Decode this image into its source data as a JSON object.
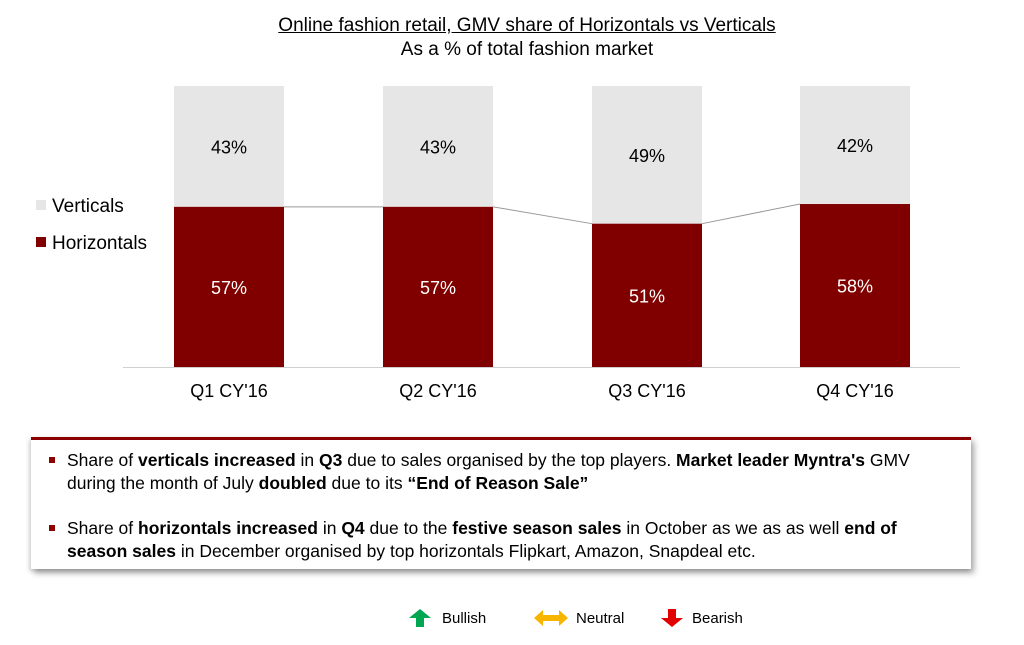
{
  "title": "Online fashion retail, GMV share of Horizontals vs Verticals",
  "subtitle": "As a % of total fashion market",
  "colors": {
    "verticals": "#e6e6e6",
    "horizontals": "#800000",
    "bullet": "#8b0000",
    "bullish": "#00a651",
    "neutral": "#f7b500",
    "bearish": "#e00000"
  },
  "legend": {
    "verticals": "Verticals",
    "horizontals": "Horizontals"
  },
  "chart_data": {
    "type": "bar",
    "stacked": true,
    "percent": true,
    "categories": [
      "Q1 CY'16",
      "Q2 CY'16",
      "Q3 CY'16",
      "Q4 CY'16"
    ],
    "series": [
      {
        "name": "Horizontals",
        "values": [
          57,
          57,
          51,
          58
        ],
        "labels": [
          "57%",
          "57%",
          "51%",
          "58%"
        ]
      },
      {
        "name": "Verticals",
        "values": [
          43,
          43,
          49,
          42
        ],
        "labels": [
          "43%",
          "43%",
          "49%",
          "42%"
        ]
      }
    ],
    "ylim": [
      0,
      100
    ],
    "legend_position": "left",
    "grid": false
  },
  "notes": [
    [
      {
        "t": "Share of ",
        "b": false
      },
      {
        "t": "verticals increased",
        "b": true
      },
      {
        "t": " in ",
        "b": false
      },
      {
        "t": "Q3",
        "b": true
      },
      {
        "t": " due to sales organised by the top players. ",
        "b": false
      },
      {
        "t": "Market leader Myntra's",
        "b": true
      },
      {
        "t": " GMV during the month of July ",
        "b": false
      },
      {
        "t": "doubled",
        "b": true
      },
      {
        "t": " due to its ",
        "b": false
      },
      {
        "t": "“End of Reason Sale”",
        "b": true
      }
    ],
    [
      {
        "t": "Share of ",
        "b": false
      },
      {
        "t": "horizontals increased",
        "b": true
      },
      {
        "t": " in ",
        "b": false
      },
      {
        "t": "Q4",
        "b": true
      },
      {
        "t": " due to the ",
        "b": false
      },
      {
        "t": "festive season sales",
        "b": true
      },
      {
        "t": " in October as we as as well ",
        "b": false
      },
      {
        "t": "end of season sales",
        "b": true
      },
      {
        "t": " in December organised by top horizontals Flipkart, Amazon, Snapdeal etc.",
        "b": false
      }
    ]
  ],
  "sentiment": {
    "bullish": "Bullish",
    "neutral": "Neutral",
    "bearish": "Bearish"
  }
}
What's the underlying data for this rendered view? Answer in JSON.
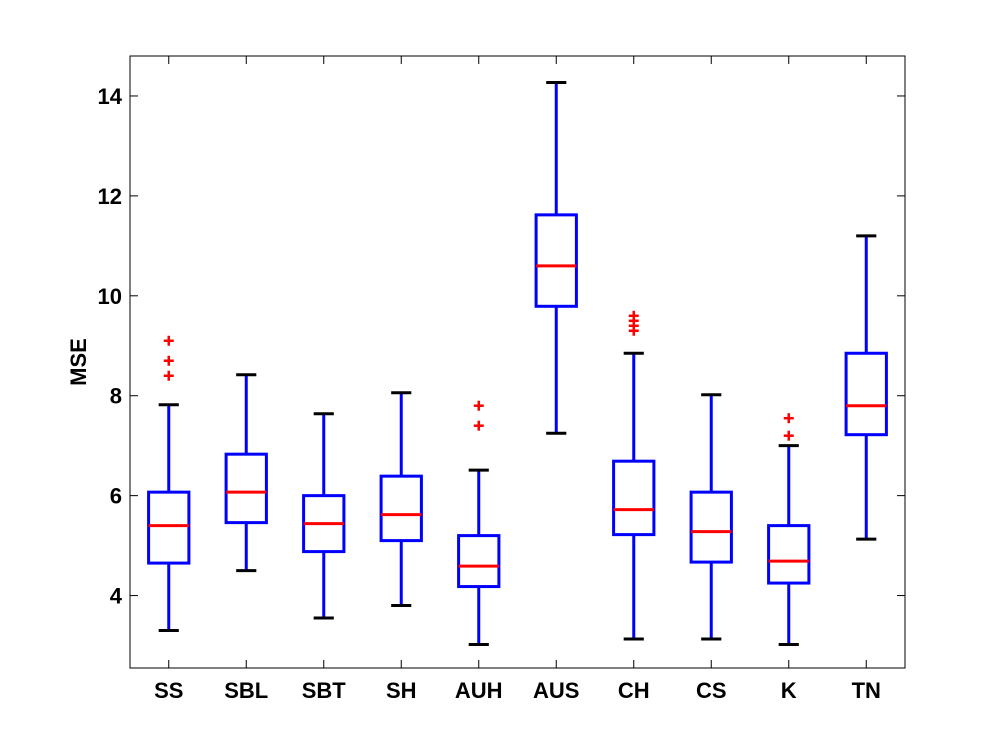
{
  "chart_data": {
    "type": "box",
    "title": "",
    "xlabel": "",
    "ylabel": "MSE",
    "ylim": [
      2.55,
      14.8
    ],
    "yticks": [
      4,
      6,
      8,
      10,
      12,
      14
    ],
    "grid": false,
    "colors": {
      "box": "#0000ff",
      "median": "#ff0000",
      "outlier": "#ff0000",
      "whisker_cap": "#000000",
      "axis": "#000000",
      "background": "#ffffff"
    },
    "categories": [
      "SS",
      "SBL",
      "SBT",
      "SH",
      "AUH",
      "AUS",
      "CH",
      "CS",
      "K",
      "TN"
    ],
    "boxes": [
      {
        "label": "SS",
        "whisker_low": 3.3,
        "q1": 4.65,
        "median": 5.4,
        "q3": 6.07,
        "whisker_high": 7.82,
        "outliers": [
          8.4,
          8.7,
          9.1
        ]
      },
      {
        "label": "SBL",
        "whisker_low": 4.5,
        "q1": 5.46,
        "median": 6.07,
        "q3": 6.83,
        "whisker_high": 8.42,
        "outliers": []
      },
      {
        "label": "SBT",
        "whisker_low": 3.55,
        "q1": 4.88,
        "median": 5.44,
        "q3": 6.0,
        "whisker_high": 7.64,
        "outliers": []
      },
      {
        "label": "SH",
        "whisker_low": 3.8,
        "q1": 5.1,
        "median": 5.62,
        "q3": 6.39,
        "whisker_high": 8.06,
        "outliers": []
      },
      {
        "label": "AUH",
        "whisker_low": 3.02,
        "q1": 4.18,
        "median": 4.59,
        "q3": 5.2,
        "whisker_high": 6.51,
        "outliers": [
          7.4,
          7.8
        ]
      },
      {
        "label": "AUS",
        "whisker_low": 7.25,
        "q1": 9.79,
        "median": 10.6,
        "q3": 11.62,
        "whisker_high": 14.27,
        "outliers": []
      },
      {
        "label": "CH",
        "whisker_low": 3.13,
        "q1": 5.22,
        "median": 5.72,
        "q3": 6.69,
        "whisker_high": 8.85,
        "outliers": [
          9.3,
          9.4,
          9.5,
          9.6
        ]
      },
      {
        "label": "CS",
        "whisker_low": 3.13,
        "q1": 4.67,
        "median": 5.28,
        "q3": 6.07,
        "whisker_high": 8.02,
        "outliers": []
      },
      {
        "label": "K",
        "whisker_low": 3.02,
        "q1": 4.25,
        "median": 4.69,
        "q3": 5.4,
        "whisker_high": 7.0,
        "outliers": [
          7.2,
          7.55
        ]
      },
      {
        "label": "TN",
        "whisker_low": 5.13,
        "q1": 7.22,
        "median": 7.8,
        "q3": 8.85,
        "whisker_high": 11.2,
        "outliers": []
      }
    ]
  }
}
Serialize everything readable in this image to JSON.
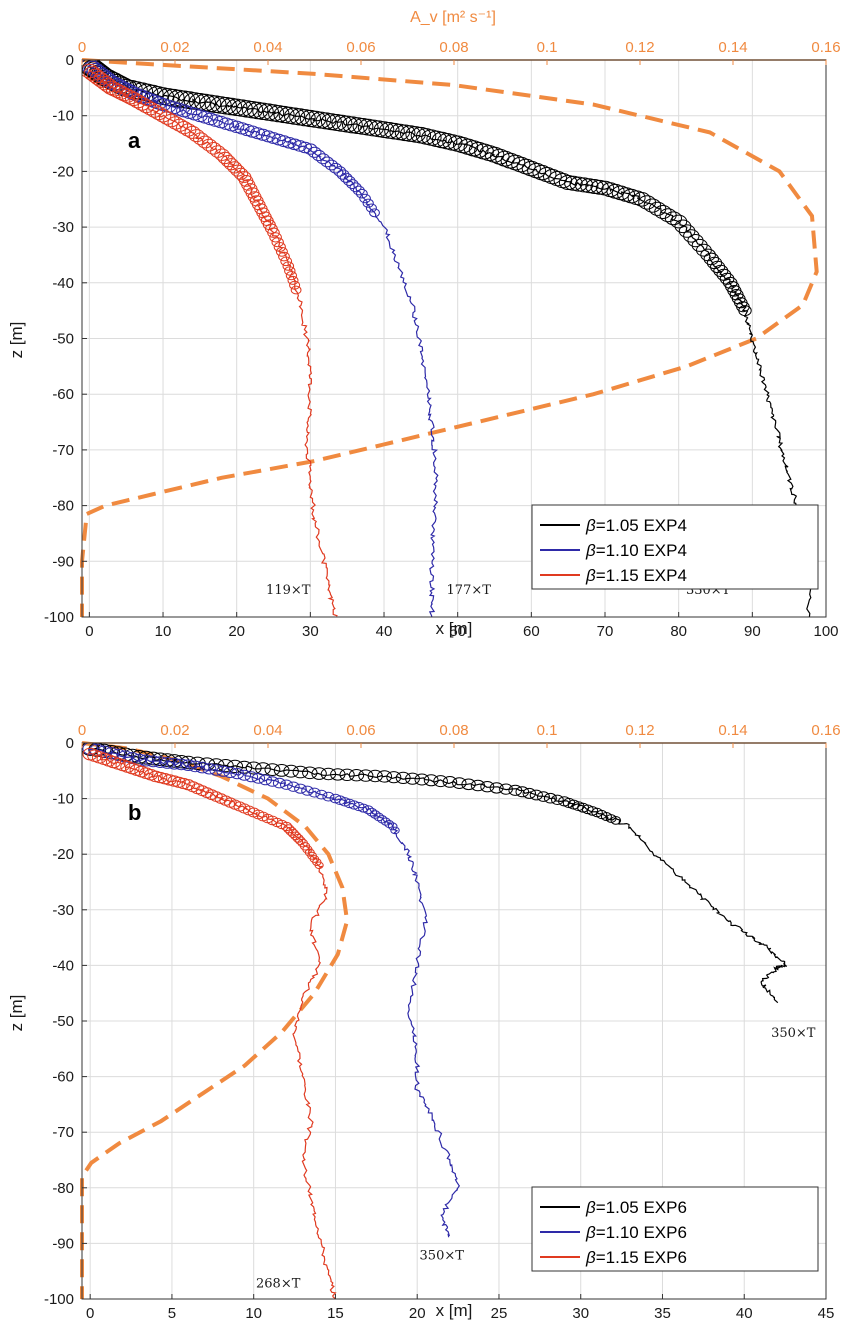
{
  "chart_data": [
    {
      "type": "line",
      "panel_label": "a",
      "xlabel": "x [m]",
      "ylabel": "z [m]",
      "top_xlabel": "A_v [m² s⁻¹]",
      "xlim": [
        -1,
        100
      ],
      "ylim": [
        -100,
        0
      ],
      "top_xlim": [
        0,
        0.16
      ],
      "x_ticks": [
        0,
        10,
        20,
        30,
        40,
        50,
        60,
        70,
        80,
        90,
        100
      ],
      "y_ticks": [
        0,
        -10,
        -20,
        -30,
        -40,
        -50,
        -60,
        -70,
        -80,
        -90,
        -100
      ],
      "top_ticks": [
        "0",
        "0.02",
        "0.04",
        "0.06",
        "0.08",
        "0.1",
        "0.12",
        "0.14",
        "0.16"
      ],
      "grid": true,
      "legend_position": "bottom-right",
      "legend_beta_symbol": "β",
      "series": [
        {
          "name": "=1.05 EXP4",
          "color": "#000000",
          "x": [
            0,
            2,
            5,
            10,
            15,
            20,
            25,
            30,
            35,
            40,
            45,
            50,
            55,
            60,
            65,
            70,
            75,
            80,
            84,
            87,
            89,
            90,
            91,
            92,
            93,
            94,
            95,
            96,
            97,
            98,
            97.5
          ],
          "z": [
            -1,
            -3,
            -5,
            -6.5,
            -7.5,
            -8.5,
            -9.5,
            -10.5,
            -11.5,
            -12.5,
            -13.5,
            -15,
            -17,
            -19.5,
            -22,
            -23,
            -25,
            -29,
            -35,
            -40,
            -45,
            -50,
            -55,
            -60,
            -65,
            -70,
            -75,
            -80,
            -85,
            -90,
            -100
          ]
        },
        {
          "name": "=1.10 EXP4",
          "color": "#2e2aa8",
          "x": [
            0,
            3,
            6,
            10,
            15,
            20,
            25,
            30,
            34,
            37,
            40,
            42,
            44,
            45,
            46,
            46.5,
            47,
            47,
            46.5,
            46.5,
            46.5
          ],
          "z": [
            -1,
            -4,
            -6,
            -8,
            -10,
            -12,
            -14,
            -16,
            -20,
            -24,
            -30,
            -37,
            -45,
            -52,
            -60,
            -66,
            -72,
            -80,
            -87,
            -95,
            -100
          ]
        },
        {
          "name": "=1.15 EXP4",
          "color": "#e03a20",
          "x": [
            0,
            3,
            6,
            10,
            14,
            18,
            21,
            23,
            25,
            27,
            28.5,
            29.5,
            30,
            30,
            29.5,
            30,
            30.5,
            31.5,
            32.5,
            33.5
          ],
          "z": [
            -2,
            -5,
            -7,
            -10,
            -13,
            -17,
            -21,
            -26,
            -31,
            -37,
            -43,
            -50,
            -55,
            -62,
            -68,
            -75,
            -82,
            -88,
            -95,
            -100
          ]
        }
      ],
      "dashed_profile": {
        "name": "A_v",
        "color": "#f08a40",
        "av": [
          0,
          0.02,
          0.05,
          0.08,
          0.11,
          0.135,
          0.15,
          0.157,
          0.158,
          0.155,
          0.145,
          0.13,
          0.11,
          0.09,
          0.07,
          0.05,
          0.03,
          0.015,
          0.005,
          0.001,
          0.0,
          0.0
        ],
        "z": [
          0,
          -1,
          -2.5,
          -4.5,
          -8,
          -13,
          -20,
          -28,
          -38,
          -44,
          -50,
          -55,
          -60,
          -64,
          -68,
          -72,
          -75,
          -78,
          -80,
          -81.5,
          -90,
          -100
        ]
      },
      "annotations": [
        {
          "text": "119×T",
          "x": 27,
          "z": -95
        },
        {
          "text": "177×T",
          "x": 51.5,
          "z": -95
        },
        {
          "text": "330×T",
          "x": 84,
          "z": -95
        }
      ]
    },
    {
      "type": "line",
      "panel_label": "b",
      "xlabel": "x [m]",
      "ylabel": "z [m]",
      "top_xlabel": "",
      "xlim": [
        -0.5,
        45
      ],
      "ylim": [
        -100,
        0
      ],
      "top_xlim": [
        0,
        0.16
      ],
      "x_ticks": [
        0,
        5,
        10,
        15,
        20,
        25,
        30,
        35,
        40,
        45
      ],
      "y_ticks": [
        0,
        -10,
        -20,
        -30,
        -40,
        -50,
        -60,
        -70,
        -80,
        -90,
        -100
      ],
      "top_ticks": [
        "0",
        "0.02",
        "0.04",
        "0.06",
        "0.08",
        "0.1",
        "0.12",
        "0.14",
        "0.16"
      ],
      "grid": true,
      "legend_position": "bottom-right",
      "legend_beta_symbol": "β",
      "series": [
        {
          "name": "=1.05 EXP6",
          "color": "#000000",
          "x": [
            0,
            3,
            6,
            10,
            14,
            18,
            22,
            26,
            29,
            31,
            33,
            34.5,
            36,
            37.5,
            39,
            40.5,
            41.5,
            42.5,
            42,
            41,
            42
          ],
          "z": [
            -1,
            -2.5,
            -3.5,
            -4.5,
            -5.5,
            -6,
            -7,
            -8.5,
            -10.5,
            -12.5,
            -15,
            -20,
            -24,
            -28,
            -32,
            -35,
            -37,
            -40,
            -40.5,
            -43,
            -46.5
          ]
        },
        {
          "name": "=1.10 EXP6",
          "color": "#2e2aa8",
          "x": [
            0,
            3,
            6,
            9,
            12,
            15,
            17,
            18.5,
            19.5,
            20,
            20.5,
            20,
            19.5,
            20,
            20,
            21,
            22,
            22.5,
            21.5,
            22
          ],
          "z": [
            -1,
            -3,
            -4,
            -5.5,
            -7.5,
            -10,
            -12,
            -15,
            -20,
            -25,
            -32,
            -40,
            -48,
            -55,
            -62,
            -68,
            -75,
            -80,
            -85,
            -89
          ]
        },
        {
          "name": "=1.15 EXP6",
          "color": "#e03a20",
          "x": [
            0,
            2,
            4,
            6,
            8,
            10,
            12,
            13,
            14,
            14.5,
            13.5,
            14,
            13,
            12.5,
            13,
            13.5,
            13,
            13.5,
            14,
            14.5,
            15
          ],
          "z": [
            -2,
            -4,
            -6,
            -7.5,
            -10,
            -12.5,
            -15,
            -18,
            -22,
            -27,
            -33,
            -40,
            -46,
            -52,
            -60,
            -68,
            -75,
            -82,
            -88,
            -95,
            -100
          ]
        }
      ],
      "dashed_profile": {
        "name": "A_v",
        "color": "#f08a40",
        "av": [
          0,
          0.01,
          0.02,
          0.03,
          0.04,
          0.048,
          0.053,
          0.056,
          0.057,
          0.055,
          0.05,
          0.043,
          0.035,
          0.026,
          0.017,
          0.008,
          0.002,
          0.0,
          0.0,
          0.0
        ],
        "z": [
          0,
          -1,
          -3,
          -6,
          -10,
          -15,
          -20,
          -26,
          -32,
          -38,
          -45,
          -52,
          -58,
          -63,
          -68,
          -72,
          -75.5,
          -78,
          -90,
          -100
        ]
      },
      "annotations": [
        {
          "text": "350×T",
          "x": 43,
          "z": -52
        },
        {
          "text": "268×T",
          "x": 11.5,
          "z": -97
        },
        {
          "text": "350×T",
          "x": 21.5,
          "z": -92
        }
      ]
    }
  ]
}
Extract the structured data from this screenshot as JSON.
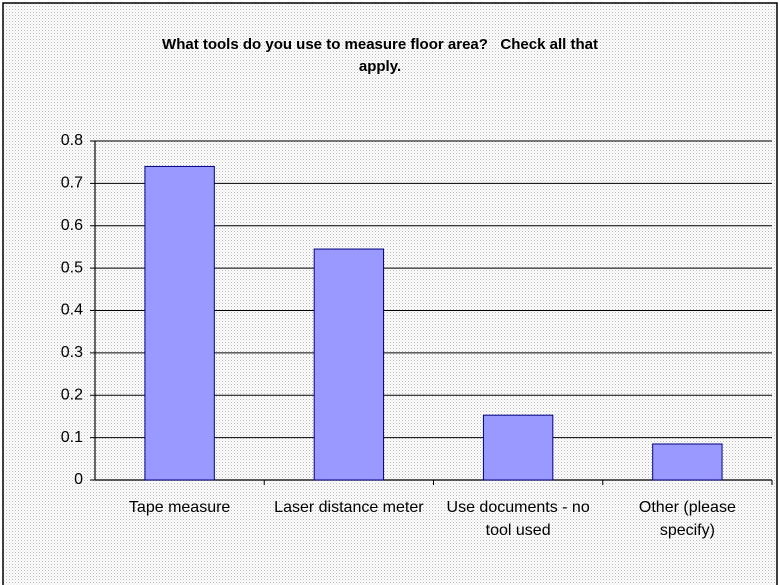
# # # #
What you need to do: Search the entries for the word "this" and copy every line that has it.

Solved exercise:
Decode this image into its source data as a JSON object.
What's the underlying data for this rendered view? Answer in JSON.
Serialize everything readable in this image to JSON.
Extract the structured data from this screenshot as JSON.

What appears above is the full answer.